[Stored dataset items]

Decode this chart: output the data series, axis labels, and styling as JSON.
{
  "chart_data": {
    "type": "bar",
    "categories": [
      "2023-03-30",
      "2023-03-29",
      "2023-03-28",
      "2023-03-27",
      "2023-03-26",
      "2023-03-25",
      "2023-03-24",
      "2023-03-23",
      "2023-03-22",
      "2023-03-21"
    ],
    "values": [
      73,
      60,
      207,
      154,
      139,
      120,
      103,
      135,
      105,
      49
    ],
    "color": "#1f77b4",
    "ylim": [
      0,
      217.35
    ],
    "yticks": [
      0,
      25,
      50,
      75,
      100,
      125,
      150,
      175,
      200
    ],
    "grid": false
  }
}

■ Instructions for the task
Quote all the records exactly, please, leaving none out.

■ Exercise result
Decode this chart: output the data series, axis labels, and styling as JSON.
{
  "chart_data": {
    "type": "bar",
    "categories": [
      "2023-03-30",
      "2023-03-29",
      "2023-03-28",
      "2023-03-27",
      "2023-03-26",
      "2023-03-25",
      "2023-03-24",
      "2023-03-23",
      "2023-03-22",
      "2023-03-21"
    ],
    "values": [
      73,
      60,
      207,
      154,
      139,
      120,
      103,
      135,
      105,
      49
    ],
    "color": "#1f77b4",
    "ylim": [
      0,
      217.35
    ],
    "yticks": [
      0,
      25,
      50,
      75,
      100,
      125,
      150,
      175,
      200
    ],
    "grid": false
  }
}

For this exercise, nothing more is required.